++++ RECORDS ++++
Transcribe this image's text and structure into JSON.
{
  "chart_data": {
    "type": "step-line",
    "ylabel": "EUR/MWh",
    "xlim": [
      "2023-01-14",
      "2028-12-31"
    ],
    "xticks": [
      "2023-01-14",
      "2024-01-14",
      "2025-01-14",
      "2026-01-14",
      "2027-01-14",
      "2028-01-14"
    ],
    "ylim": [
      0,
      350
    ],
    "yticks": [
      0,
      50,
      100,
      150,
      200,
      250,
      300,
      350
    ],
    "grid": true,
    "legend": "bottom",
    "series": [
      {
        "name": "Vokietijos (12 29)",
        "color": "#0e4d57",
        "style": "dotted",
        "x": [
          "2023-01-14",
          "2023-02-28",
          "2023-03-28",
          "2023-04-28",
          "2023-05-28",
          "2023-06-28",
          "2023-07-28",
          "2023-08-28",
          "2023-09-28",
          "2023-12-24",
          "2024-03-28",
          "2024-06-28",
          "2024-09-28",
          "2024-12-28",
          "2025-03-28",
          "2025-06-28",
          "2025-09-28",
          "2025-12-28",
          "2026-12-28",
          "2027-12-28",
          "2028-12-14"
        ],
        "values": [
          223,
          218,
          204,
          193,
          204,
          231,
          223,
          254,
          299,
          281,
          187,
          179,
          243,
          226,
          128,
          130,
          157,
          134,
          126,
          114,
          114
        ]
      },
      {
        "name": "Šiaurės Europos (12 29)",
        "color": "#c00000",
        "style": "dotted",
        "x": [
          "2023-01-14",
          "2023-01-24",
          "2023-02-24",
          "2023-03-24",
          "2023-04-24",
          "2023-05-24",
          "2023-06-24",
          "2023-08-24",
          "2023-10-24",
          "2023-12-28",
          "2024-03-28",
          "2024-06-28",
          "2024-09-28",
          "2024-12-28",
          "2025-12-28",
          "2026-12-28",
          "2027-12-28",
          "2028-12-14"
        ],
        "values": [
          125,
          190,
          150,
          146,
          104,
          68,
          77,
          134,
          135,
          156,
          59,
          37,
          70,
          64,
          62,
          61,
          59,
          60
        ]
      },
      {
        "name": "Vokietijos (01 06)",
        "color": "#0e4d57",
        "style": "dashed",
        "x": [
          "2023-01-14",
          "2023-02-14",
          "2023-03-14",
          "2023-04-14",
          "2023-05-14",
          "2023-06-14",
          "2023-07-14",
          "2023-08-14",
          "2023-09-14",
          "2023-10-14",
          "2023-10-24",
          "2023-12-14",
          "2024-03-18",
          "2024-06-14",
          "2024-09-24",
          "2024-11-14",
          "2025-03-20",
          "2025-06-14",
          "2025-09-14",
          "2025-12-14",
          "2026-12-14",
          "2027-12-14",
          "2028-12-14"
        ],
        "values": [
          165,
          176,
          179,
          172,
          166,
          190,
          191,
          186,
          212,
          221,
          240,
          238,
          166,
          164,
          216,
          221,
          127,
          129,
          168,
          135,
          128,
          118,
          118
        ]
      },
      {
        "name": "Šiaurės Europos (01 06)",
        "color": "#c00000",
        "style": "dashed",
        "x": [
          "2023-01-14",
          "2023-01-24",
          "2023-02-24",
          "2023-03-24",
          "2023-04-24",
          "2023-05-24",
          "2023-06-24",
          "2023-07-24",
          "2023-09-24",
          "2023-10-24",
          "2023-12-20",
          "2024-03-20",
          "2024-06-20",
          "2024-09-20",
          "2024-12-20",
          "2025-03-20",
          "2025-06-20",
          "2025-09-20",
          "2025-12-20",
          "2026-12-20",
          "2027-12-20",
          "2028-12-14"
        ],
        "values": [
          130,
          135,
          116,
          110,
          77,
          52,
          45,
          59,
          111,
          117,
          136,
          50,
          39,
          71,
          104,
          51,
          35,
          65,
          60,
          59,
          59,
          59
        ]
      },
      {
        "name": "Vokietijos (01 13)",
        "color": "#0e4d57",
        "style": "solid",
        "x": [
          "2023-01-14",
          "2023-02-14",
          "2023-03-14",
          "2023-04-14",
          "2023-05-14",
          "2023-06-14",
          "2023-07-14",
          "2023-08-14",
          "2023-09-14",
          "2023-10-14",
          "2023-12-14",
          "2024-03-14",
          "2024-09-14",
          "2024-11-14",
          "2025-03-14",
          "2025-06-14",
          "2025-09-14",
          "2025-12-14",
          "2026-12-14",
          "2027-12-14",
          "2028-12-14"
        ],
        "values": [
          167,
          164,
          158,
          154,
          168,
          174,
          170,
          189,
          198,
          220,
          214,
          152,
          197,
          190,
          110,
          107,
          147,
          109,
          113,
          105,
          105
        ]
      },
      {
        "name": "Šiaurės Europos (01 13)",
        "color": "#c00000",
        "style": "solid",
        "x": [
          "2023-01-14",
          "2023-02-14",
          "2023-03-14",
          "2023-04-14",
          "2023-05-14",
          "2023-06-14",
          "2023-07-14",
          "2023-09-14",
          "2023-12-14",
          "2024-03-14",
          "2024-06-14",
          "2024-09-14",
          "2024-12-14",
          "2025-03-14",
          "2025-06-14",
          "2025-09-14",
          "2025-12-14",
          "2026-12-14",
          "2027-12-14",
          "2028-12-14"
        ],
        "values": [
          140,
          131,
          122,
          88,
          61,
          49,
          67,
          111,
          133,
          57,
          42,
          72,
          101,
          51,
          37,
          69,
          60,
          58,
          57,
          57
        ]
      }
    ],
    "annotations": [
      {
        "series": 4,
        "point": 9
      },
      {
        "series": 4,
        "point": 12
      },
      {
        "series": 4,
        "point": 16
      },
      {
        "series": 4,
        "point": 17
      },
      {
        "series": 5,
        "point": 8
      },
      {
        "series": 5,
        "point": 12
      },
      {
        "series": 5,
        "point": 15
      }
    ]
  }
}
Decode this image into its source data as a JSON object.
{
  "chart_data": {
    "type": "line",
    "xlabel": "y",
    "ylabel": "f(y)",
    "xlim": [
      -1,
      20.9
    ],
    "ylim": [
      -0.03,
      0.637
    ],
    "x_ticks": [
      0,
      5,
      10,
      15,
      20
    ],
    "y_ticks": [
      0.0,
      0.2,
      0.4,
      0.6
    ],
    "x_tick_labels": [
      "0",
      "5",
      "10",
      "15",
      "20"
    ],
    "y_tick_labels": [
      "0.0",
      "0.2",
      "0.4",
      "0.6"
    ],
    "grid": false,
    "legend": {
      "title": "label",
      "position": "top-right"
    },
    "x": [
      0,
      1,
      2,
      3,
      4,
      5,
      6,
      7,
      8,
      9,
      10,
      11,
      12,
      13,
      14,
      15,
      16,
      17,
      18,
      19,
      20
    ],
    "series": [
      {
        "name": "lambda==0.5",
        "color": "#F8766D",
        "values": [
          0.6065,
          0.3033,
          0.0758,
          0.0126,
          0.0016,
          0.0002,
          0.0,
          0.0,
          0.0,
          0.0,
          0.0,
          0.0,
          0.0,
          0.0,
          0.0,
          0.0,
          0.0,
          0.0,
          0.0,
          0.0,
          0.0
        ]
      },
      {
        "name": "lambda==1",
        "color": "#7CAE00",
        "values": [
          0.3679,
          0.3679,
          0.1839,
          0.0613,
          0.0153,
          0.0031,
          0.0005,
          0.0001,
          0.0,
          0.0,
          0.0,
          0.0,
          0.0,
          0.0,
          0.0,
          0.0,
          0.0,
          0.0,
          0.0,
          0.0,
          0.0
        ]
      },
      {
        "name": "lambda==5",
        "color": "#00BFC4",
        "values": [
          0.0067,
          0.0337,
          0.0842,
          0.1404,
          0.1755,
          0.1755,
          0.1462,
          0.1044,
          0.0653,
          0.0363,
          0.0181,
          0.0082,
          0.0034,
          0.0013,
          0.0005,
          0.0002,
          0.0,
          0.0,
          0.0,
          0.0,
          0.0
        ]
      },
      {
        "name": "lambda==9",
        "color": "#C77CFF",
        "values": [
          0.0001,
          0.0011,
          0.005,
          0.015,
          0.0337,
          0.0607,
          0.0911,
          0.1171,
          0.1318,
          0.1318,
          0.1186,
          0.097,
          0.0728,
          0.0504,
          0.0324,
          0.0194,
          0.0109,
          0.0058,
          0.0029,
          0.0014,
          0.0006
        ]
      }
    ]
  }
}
++++
PROMPT:
Leave out every line without the string "lambda" and copy the rest.

TASK OUTPUT:
        "name": "lambda==0.5",
        "name": "lambda==1",
        "name": "lambda==5",
        "name": "lambda==9",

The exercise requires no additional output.